— Work task —
Look through the material below. Copy each line that contains the string "Eraser".

— Data for this task —
==============================

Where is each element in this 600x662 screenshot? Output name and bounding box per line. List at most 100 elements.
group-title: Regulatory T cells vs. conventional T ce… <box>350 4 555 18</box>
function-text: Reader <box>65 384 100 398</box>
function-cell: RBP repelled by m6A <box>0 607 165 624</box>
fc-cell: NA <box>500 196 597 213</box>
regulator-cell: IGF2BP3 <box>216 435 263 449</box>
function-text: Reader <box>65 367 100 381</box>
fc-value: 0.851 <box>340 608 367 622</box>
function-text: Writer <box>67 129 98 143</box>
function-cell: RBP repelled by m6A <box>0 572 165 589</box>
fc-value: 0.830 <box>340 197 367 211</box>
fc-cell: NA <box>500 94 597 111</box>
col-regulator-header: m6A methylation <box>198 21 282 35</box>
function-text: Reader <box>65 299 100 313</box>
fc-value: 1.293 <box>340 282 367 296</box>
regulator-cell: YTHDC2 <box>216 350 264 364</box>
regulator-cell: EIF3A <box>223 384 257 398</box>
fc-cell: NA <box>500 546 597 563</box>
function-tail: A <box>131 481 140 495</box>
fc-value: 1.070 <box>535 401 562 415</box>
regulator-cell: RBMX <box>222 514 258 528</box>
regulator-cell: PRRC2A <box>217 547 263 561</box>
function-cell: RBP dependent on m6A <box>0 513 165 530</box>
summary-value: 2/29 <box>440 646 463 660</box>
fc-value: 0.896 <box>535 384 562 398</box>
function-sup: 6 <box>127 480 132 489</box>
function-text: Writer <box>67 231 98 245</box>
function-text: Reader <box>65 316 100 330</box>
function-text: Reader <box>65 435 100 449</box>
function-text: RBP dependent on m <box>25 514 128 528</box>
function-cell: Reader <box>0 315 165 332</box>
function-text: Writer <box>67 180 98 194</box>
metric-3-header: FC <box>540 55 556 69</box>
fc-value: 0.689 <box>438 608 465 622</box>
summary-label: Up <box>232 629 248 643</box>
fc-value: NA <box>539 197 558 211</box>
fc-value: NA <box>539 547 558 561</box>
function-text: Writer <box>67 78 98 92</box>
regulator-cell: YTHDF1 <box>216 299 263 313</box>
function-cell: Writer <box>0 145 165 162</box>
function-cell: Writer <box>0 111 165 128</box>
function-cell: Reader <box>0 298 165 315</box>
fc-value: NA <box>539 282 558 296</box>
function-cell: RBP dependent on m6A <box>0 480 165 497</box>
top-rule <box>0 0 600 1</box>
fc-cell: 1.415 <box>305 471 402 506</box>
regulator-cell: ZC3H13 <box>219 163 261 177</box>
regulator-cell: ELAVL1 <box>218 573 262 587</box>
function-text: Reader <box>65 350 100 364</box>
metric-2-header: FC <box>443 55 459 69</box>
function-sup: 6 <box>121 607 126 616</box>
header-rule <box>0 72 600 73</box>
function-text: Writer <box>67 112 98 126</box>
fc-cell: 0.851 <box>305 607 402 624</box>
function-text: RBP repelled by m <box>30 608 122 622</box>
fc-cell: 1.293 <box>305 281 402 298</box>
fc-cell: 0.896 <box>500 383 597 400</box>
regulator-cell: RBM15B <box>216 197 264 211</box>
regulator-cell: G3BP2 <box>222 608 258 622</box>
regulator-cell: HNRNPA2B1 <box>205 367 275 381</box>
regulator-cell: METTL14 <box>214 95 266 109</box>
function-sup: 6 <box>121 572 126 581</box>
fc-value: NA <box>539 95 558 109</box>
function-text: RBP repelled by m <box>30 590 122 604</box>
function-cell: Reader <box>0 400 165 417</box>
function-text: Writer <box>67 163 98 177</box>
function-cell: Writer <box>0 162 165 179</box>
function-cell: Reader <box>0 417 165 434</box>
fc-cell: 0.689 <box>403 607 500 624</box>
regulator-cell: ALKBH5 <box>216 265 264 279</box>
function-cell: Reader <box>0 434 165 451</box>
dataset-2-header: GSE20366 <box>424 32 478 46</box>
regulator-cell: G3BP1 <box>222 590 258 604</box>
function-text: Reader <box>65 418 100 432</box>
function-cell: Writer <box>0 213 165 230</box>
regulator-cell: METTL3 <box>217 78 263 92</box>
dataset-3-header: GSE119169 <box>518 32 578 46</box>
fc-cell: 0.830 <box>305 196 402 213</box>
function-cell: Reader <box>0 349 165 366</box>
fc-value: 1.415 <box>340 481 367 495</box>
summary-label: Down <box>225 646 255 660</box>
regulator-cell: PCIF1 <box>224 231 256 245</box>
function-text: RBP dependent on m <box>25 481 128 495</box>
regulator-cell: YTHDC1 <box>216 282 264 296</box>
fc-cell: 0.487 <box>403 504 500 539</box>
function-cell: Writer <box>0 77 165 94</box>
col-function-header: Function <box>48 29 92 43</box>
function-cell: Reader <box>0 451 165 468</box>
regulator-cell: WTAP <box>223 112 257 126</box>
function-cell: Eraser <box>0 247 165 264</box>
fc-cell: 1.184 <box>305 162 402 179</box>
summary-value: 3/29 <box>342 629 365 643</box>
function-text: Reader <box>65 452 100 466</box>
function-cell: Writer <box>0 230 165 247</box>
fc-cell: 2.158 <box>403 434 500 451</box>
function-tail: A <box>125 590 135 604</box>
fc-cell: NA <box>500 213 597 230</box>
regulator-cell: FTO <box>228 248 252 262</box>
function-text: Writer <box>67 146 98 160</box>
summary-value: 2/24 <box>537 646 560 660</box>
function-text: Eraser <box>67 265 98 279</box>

==============================

— Answer section —
function-cell: Eraser <box>0 247 165 264</box>
function-text: Eraser <box>67 265 98 279</box>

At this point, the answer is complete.